Figure record extracts
- - -
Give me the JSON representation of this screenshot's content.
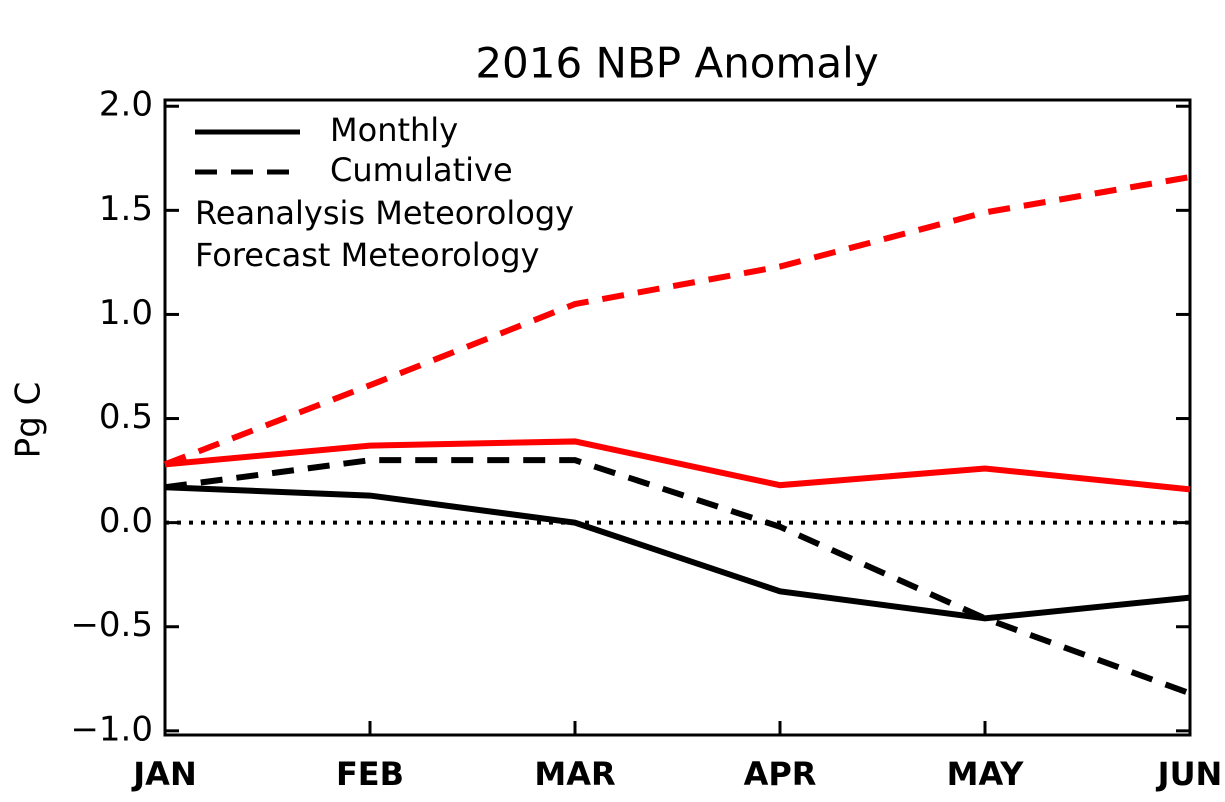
{
  "chart_data": {
    "type": "line",
    "title": "2016 NBP Anomaly",
    "y_label": "Pg C",
    "categories": [
      "JAN",
      "FEB",
      "MAR",
      "APR",
      "MAY",
      "JUN"
    ],
    "ylim": [
      -1.02,
      2.03
    ],
    "yticks": [
      {
        "value": 2.0,
        "label": "2.0"
      },
      {
        "value": 1.5,
        "label": "1.5"
      },
      {
        "value": 1.0,
        "label": "1.0"
      },
      {
        "value": 0.5,
        "label": "0.5"
      },
      {
        "value": 0.0,
        "label": "0.0"
      },
      {
        "value": -0.5,
        "label": "−0.5"
      },
      {
        "value": -1.0,
        "label": "−1.0"
      }
    ],
    "reference_line": 0,
    "legend": {
      "styles": [
        {
          "label": "Monthly",
          "dash": "solid"
        },
        {
          "label": "Cumulative",
          "dash": "dashed"
        }
      ],
      "colors": [
        {
          "label": "Reanalysis Meteorology",
          "color": "#000000"
        },
        {
          "label": "Forecast Meteorology",
          "color": "#ff0000"
        }
      ]
    },
    "series": [
      {
        "color": "#000000",
        "dash": "solid",
        "values": [
          0.17,
          0.13,
          0.0,
          -0.33,
          -0.46,
          -0.36
        ]
      },
      {
        "color": "#000000",
        "dash": "dashed",
        "values": [
          0.17,
          0.3,
          0.3,
          -0.02,
          -0.46,
          -0.82
        ]
      },
      {
        "color": "#ff0000",
        "dash": "solid",
        "values": [
          0.28,
          0.37,
          0.39,
          0.18,
          0.26,
          0.16
        ]
      },
      {
        "color": "#ff0000",
        "dash": "dashed",
        "values": [
          0.28,
          0.66,
          1.05,
          1.23,
          1.49,
          1.66
        ]
      }
    ]
  }
}
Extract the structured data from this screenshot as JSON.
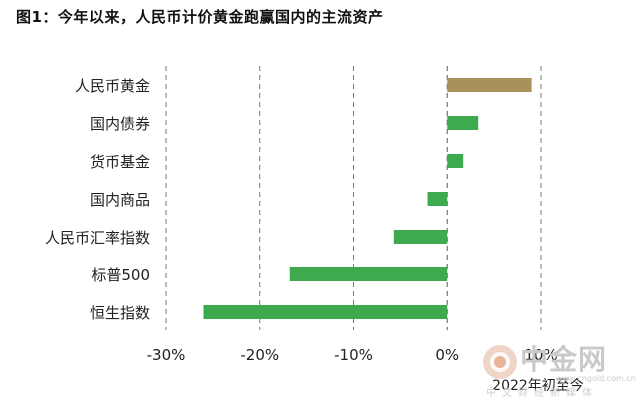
{
  "title": "图1：今年以来，人民币计价黄金跑赢国内的主流资产",
  "chart_data": {
    "type": "bar",
    "orientation": "horizontal",
    "categories": [
      "人民币黄金",
      "国内债券",
      "货币基金",
      "国内商品",
      "人民币汇率指数",
      "标普500",
      "恒生指数"
    ],
    "values": [
      9.0,
      3.3,
      1.7,
      -2.1,
      -5.7,
      -16.8,
      -26.0
    ],
    "bar_colors": [
      "#A99259",
      "#3DAA50",
      "#3DAA50",
      "#3DAA50",
      "#3DAA50",
      "#3DAA50",
      "#3DAA50"
    ],
    "xlim": [
      -30,
      10
    ],
    "xticks": [
      -30,
      -20,
      -10,
      0,
      10
    ],
    "xtick_labels": [
      "-30%",
      "-20%",
      "-10%",
      "0%",
      "10%"
    ],
    "xlabel": "2022年初至今",
    "grid": "vertical dashed"
  },
  "watermark": {
    "name": "中金网",
    "url": "www.cngold.com.cn",
    "sub": "中文财经新媒体"
  }
}
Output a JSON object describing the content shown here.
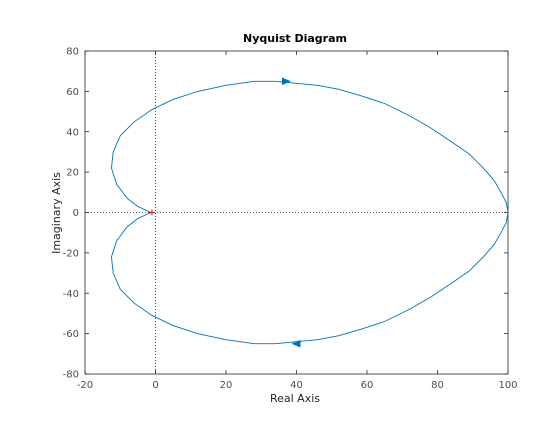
{
  "chart_data": {
    "type": "line",
    "title": "Nyquist Diagram",
    "xlabel": "Real Axis",
    "ylabel": "Imaginary Axis",
    "xlim": [
      -20,
      100
    ],
    "ylim": [
      -80,
      80
    ],
    "xticks": [
      -20,
      0,
      20,
      40,
      60,
      80,
      100
    ],
    "yticks": [
      -80,
      -60,
      -40,
      -20,
      0,
      20,
      40,
      60,
      80
    ],
    "grid": false,
    "reference_lines": [
      "x = 0 (dotted)",
      "y = 0 (dotted)"
    ],
    "critical_point": [
      -1,
      0
    ],
    "series": [
      {
        "color": "#0072bd",
        "points": [
          [
            100,
            0
          ],
          [
            99.5,
            5
          ],
          [
            98,
            10
          ],
          [
            96,
            16
          ],
          [
            93,
            22
          ],
          [
            89,
            29
          ],
          [
            84,
            35
          ],
          [
            78,
            42
          ],
          [
            72,
            48
          ],
          [
            65,
            54
          ],
          [
            58,
            58
          ],
          [
            52,
            61
          ],
          [
            46,
            63
          ],
          [
            40,
            64
          ],
          [
            34,
            65
          ],
          [
            28,
            65
          ],
          [
            20,
            63
          ],
          [
            12,
            60
          ],
          [
            5,
            56
          ],
          [
            -1,
            51
          ],
          [
            -6,
            45
          ],
          [
            -10,
            38
          ],
          [
            -12,
            30
          ],
          [
            -12.5,
            22
          ],
          [
            -11,
            14
          ],
          [
            -8,
            7
          ],
          [
            -5,
            3
          ],
          [
            -2,
            0.5
          ],
          [
            -1,
            0
          ]
        ],
        "mirror": true,
        "arrows": [
          [
            37,
            65
          ],
          [
            40,
            -65
          ]
        ]
      }
    ]
  },
  "colors": {
    "line": "#0072bd",
    "axes": "#262626",
    "reference": "#262626",
    "critical_marker": "#d62728"
  }
}
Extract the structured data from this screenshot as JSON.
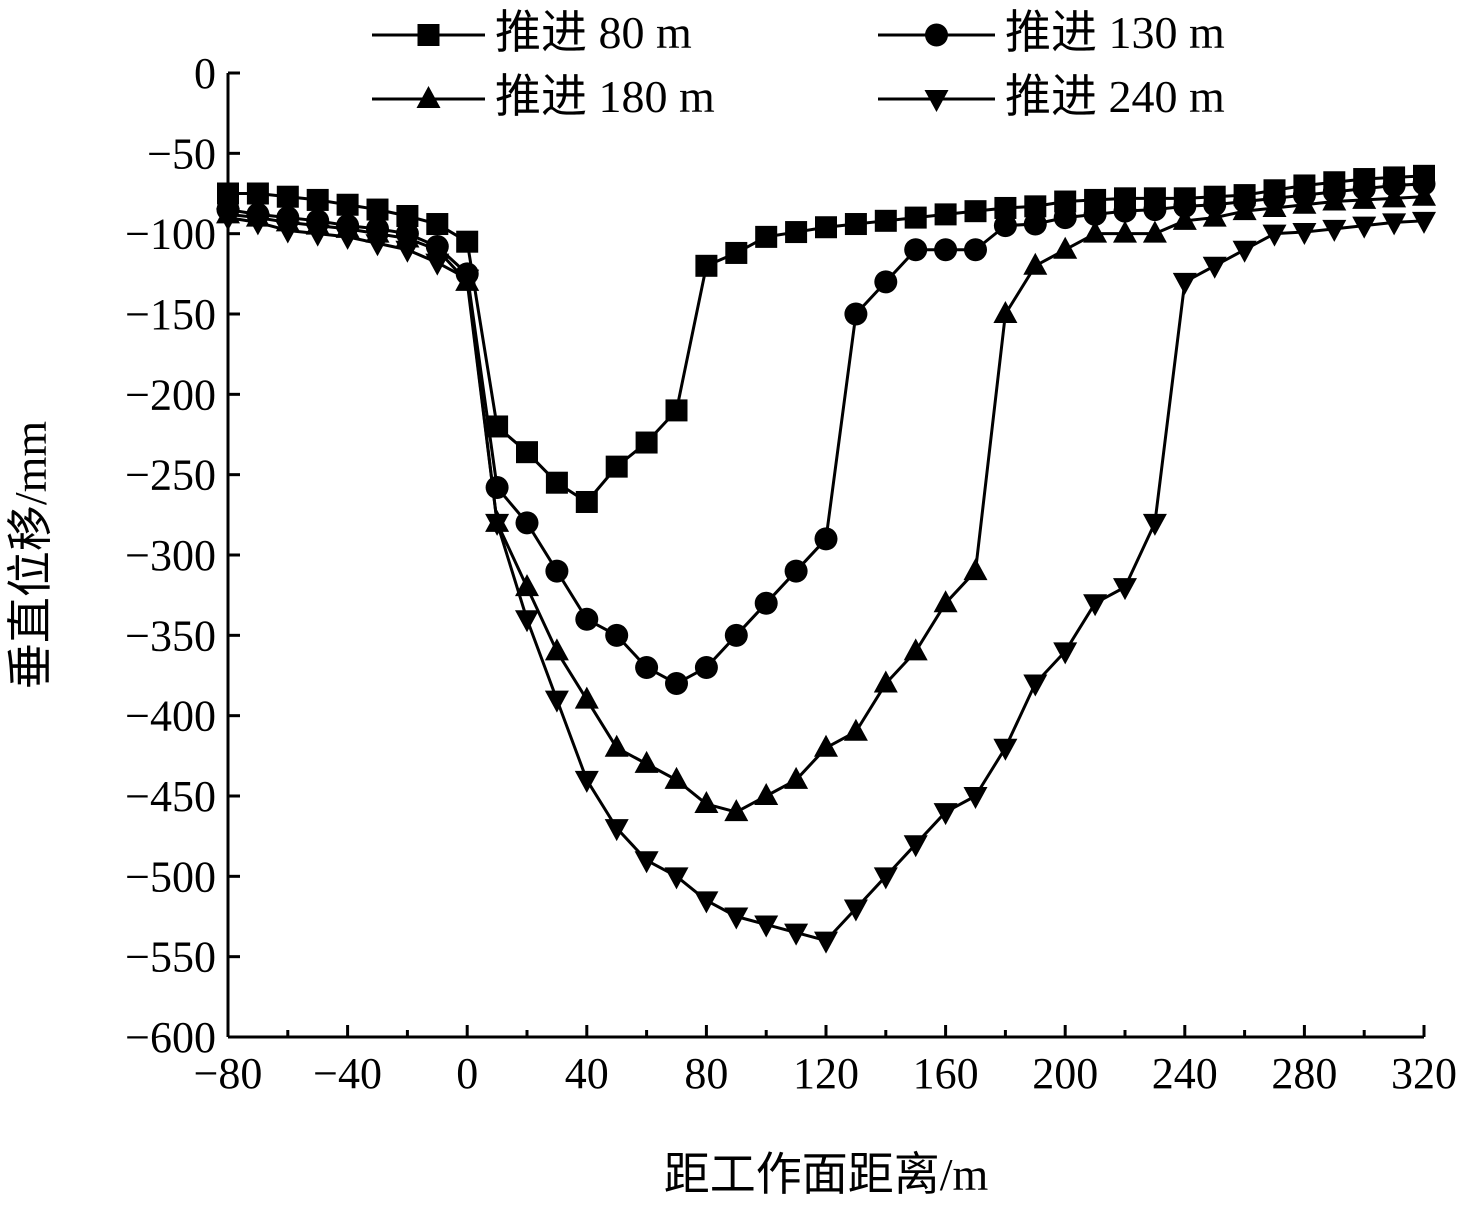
{
  "chart_data": {
    "type": "line",
    "title": "",
    "xlabel": "距工作面距离/m",
    "ylabel": "垂直位移/mm",
    "xlim": [
      -80,
      320
    ],
    "ylim": [
      -600,
      0
    ],
    "xticks": [
      -80,
      -40,
      0,
      40,
      80,
      120,
      160,
      200,
      240,
      280,
      320
    ],
    "yticks": [
      0,
      -50,
      -100,
      -150,
      -200,
      -250,
      -300,
      -350,
      -400,
      -450,
      -500,
      -550,
      -600
    ],
    "xtick_labels": [
      "−80",
      "−40",
      "0",
      "40",
      "80",
      "120",
      "160",
      "200",
      "240",
      "280",
      "320"
    ],
    "ytick_labels": [
      "0",
      "−50",
      "−100",
      "−150",
      "−200",
      "−250",
      "−300",
      "−350",
      "−400",
      "−450",
      "−500",
      "−550",
      "−600"
    ],
    "grid": false,
    "legend_position": "top",
    "x": [
      -80,
      -70,
      -60,
      -50,
      -40,
      -30,
      -20,
      -10,
      0,
      10,
      20,
      30,
      40,
      50,
      60,
      70,
      80,
      90,
      100,
      110,
      120,
      130,
      140,
      150,
      160,
      170,
      180,
      190,
      200,
      210,
      220,
      230,
      240,
      250,
      260,
      270,
      280,
      290,
      300,
      310,
      320
    ],
    "series": [
      {
        "name": "推进 80 m",
        "marker": "square",
        "values": [
          -75,
          -75,
          -77,
          -79,
          -82,
          -85,
          -89,
          -94,
          -105,
          -220,
          -236,
          -255,
          -267,
          -245,
          -230,
          -210,
          -120,
          -112,
          -102,
          -99,
          -96,
          -94,
          -92,
          -90,
          -88,
          -86,
          -84,
          -83,
          -80,
          -79,
          -78,
          -78,
          -78,
          -77,
          -76,
          -73,
          -70,
          -68,
          -66,
          -65,
          -64
        ]
      },
      {
        "name": "推进 130 m",
        "marker": "circle",
        "values": [
          -85,
          -88,
          -90,
          -92,
          -95,
          -97,
          -100,
          -108,
          -125,
          -258,
          -280,
          -310,
          -340,
          -350,
          -370,
          -380,
          -370,
          -350,
          -330,
          -310,
          -290,
          -150,
          -130,
          -110,
          -110,
          -110,
          -95,
          -94,
          -90,
          -88,
          -86,
          -85,
          -83,
          -82,
          -80,
          -78,
          -76,
          -74,
          -72,
          -70,
          -69
        ]
      },
      {
        "name": "推进 180 m",
        "marker": "triangle-up",
        "values": [
          -88,
          -90,
          -93,
          -95,
          -97,
          -100,
          -103,
          -110,
          -130,
          -280,
          -320,
          -360,
          -390,
          -420,
          -430,
          -440,
          -455,
          -460,
          -450,
          -440,
          -420,
          -410,
          -380,
          -360,
          -330,
          -310,
          -150,
          -120,
          -110,
          -100,
          -100,
          -100,
          -92,
          -90,
          -86,
          -84,
          -82,
          -80,
          -79,
          -78,
          -77
        ]
      },
      {
        "name": "推进 240 m",
        "marker": "triangle-down",
        "values": [
          -90,
          -93,
          -98,
          -100,
          -102,
          -106,
          -110,
          -118,
          -128,
          -280,
          -340,
          -390,
          -440,
          -470,
          -490,
          -500,
          -515,
          -525,
          -530,
          -535,
          -540,
          -520,
          -500,
          -480,
          -460,
          -450,
          -420,
          -380,
          -360,
          -330,
          -320,
          -280,
          -130,
          -120,
          -110,
          -100,
          -99,
          -97,
          -95,
          -93,
          -92
        ]
      }
    ]
  }
}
- - -
What is needed. Take every line above carrying "triangle" and return it.

Result of the task.
        "marker": "triangle-up",
        "marker": "triangle-down",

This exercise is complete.